--- Begin Records provided ---

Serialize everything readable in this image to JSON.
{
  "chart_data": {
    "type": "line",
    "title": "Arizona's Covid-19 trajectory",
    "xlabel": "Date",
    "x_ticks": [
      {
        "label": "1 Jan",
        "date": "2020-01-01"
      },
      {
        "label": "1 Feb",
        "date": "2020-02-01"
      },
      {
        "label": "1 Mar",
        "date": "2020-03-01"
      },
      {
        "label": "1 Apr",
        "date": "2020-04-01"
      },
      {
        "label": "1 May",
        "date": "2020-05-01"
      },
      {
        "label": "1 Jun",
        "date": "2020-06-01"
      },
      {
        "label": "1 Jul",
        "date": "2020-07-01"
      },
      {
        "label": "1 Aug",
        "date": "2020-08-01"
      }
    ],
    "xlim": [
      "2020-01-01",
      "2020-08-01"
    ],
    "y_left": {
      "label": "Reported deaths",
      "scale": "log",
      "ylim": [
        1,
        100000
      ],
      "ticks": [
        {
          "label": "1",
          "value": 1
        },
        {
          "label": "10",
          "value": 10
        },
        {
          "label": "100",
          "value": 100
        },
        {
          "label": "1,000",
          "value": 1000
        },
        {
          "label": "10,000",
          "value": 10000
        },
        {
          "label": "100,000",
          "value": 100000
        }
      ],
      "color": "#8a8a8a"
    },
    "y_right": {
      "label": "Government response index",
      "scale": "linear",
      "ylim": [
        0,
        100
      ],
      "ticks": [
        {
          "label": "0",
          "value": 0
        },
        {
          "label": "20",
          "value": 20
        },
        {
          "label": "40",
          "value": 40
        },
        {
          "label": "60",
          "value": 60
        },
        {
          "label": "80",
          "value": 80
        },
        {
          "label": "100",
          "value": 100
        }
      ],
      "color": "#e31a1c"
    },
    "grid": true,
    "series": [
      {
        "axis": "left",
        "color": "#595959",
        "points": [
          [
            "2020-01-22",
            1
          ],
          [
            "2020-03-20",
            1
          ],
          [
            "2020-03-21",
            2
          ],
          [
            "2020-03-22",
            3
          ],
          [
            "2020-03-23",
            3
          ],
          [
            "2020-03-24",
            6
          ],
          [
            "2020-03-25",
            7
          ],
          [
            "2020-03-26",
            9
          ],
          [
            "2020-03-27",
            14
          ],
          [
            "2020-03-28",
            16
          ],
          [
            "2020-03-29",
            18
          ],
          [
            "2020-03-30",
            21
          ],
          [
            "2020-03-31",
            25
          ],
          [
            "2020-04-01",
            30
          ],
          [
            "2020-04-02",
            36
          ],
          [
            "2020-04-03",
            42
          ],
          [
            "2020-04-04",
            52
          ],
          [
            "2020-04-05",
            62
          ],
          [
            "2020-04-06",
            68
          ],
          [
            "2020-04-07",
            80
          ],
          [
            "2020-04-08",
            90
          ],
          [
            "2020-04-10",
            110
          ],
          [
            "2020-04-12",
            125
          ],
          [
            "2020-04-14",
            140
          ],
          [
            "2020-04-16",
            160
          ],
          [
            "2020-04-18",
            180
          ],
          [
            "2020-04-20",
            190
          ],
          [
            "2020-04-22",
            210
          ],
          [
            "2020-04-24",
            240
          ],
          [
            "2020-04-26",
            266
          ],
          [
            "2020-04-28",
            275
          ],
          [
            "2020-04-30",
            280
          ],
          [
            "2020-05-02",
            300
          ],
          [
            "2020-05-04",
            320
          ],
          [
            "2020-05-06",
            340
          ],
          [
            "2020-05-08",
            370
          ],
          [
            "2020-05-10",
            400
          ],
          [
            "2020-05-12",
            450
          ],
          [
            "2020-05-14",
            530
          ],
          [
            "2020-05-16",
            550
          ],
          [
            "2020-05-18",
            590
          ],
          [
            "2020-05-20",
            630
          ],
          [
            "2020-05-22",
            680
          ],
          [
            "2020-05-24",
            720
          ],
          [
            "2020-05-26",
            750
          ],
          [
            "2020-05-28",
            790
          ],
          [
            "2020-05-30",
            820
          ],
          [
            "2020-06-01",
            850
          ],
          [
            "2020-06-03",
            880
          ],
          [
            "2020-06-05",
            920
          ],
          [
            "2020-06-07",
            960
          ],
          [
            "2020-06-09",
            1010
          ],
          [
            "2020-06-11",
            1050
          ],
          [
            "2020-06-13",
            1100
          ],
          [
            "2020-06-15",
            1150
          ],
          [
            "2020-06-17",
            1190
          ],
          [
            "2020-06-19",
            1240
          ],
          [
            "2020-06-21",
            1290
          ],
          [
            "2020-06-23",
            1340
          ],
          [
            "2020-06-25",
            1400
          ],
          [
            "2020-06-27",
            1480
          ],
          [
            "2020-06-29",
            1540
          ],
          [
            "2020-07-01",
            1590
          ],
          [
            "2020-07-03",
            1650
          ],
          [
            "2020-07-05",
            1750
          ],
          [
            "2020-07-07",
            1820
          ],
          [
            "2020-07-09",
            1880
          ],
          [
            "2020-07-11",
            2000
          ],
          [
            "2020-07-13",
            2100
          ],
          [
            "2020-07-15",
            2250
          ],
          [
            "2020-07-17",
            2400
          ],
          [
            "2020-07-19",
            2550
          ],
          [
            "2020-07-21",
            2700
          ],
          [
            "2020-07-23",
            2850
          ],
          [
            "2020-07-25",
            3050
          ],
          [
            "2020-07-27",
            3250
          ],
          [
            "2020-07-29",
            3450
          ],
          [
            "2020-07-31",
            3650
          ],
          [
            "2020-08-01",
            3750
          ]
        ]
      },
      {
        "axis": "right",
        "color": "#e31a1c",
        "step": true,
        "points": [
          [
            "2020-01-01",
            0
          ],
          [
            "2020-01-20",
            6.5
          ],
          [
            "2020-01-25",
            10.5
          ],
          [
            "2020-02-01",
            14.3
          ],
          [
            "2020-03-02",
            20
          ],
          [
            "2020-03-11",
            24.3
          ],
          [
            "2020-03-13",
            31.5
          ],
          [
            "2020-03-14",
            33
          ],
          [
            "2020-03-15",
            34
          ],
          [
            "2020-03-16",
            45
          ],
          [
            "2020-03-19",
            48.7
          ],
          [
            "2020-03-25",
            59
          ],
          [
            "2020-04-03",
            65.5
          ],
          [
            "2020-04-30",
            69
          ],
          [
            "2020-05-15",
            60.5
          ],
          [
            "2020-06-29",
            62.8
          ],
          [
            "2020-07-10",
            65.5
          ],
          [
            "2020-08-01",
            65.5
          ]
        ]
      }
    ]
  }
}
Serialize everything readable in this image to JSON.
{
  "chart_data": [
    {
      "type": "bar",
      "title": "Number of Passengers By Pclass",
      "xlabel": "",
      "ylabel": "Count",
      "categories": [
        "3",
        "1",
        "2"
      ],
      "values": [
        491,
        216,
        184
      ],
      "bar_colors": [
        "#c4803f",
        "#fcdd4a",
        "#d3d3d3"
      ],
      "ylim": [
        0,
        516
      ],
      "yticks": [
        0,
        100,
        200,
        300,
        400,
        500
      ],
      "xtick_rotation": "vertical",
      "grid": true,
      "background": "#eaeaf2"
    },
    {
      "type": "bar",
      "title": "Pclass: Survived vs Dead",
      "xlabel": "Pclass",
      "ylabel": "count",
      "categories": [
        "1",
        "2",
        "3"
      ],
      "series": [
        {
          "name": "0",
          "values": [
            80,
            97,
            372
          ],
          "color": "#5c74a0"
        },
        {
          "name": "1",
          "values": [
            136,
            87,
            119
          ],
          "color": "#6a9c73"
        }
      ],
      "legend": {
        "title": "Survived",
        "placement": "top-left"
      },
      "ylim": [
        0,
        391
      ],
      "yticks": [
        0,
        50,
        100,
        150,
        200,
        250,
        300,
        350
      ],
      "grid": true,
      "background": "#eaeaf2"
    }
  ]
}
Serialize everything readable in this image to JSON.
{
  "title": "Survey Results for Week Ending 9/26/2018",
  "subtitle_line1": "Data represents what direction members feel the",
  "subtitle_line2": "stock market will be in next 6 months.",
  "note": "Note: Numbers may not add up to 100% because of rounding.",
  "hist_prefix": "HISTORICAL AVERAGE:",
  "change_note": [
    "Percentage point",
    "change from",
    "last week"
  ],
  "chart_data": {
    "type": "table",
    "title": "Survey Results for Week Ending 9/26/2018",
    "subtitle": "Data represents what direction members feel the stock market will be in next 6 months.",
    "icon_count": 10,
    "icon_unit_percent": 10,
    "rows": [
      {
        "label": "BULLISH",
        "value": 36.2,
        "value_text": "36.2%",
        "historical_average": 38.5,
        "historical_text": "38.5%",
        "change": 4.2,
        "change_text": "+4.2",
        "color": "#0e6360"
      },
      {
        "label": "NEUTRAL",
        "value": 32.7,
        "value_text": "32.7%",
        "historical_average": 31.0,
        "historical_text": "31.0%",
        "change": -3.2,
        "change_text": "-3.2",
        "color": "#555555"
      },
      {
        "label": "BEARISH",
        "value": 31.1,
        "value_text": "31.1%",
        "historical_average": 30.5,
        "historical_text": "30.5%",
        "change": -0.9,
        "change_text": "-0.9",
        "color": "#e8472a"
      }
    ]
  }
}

--- End Records provided ---

### Set problem
Extract every line above containing the word "Ending".

### Solution
  "title": "Survey Results for Week Ending 9/26/2018",
    "title": "Survey Results for Week Ending 9/26/2018",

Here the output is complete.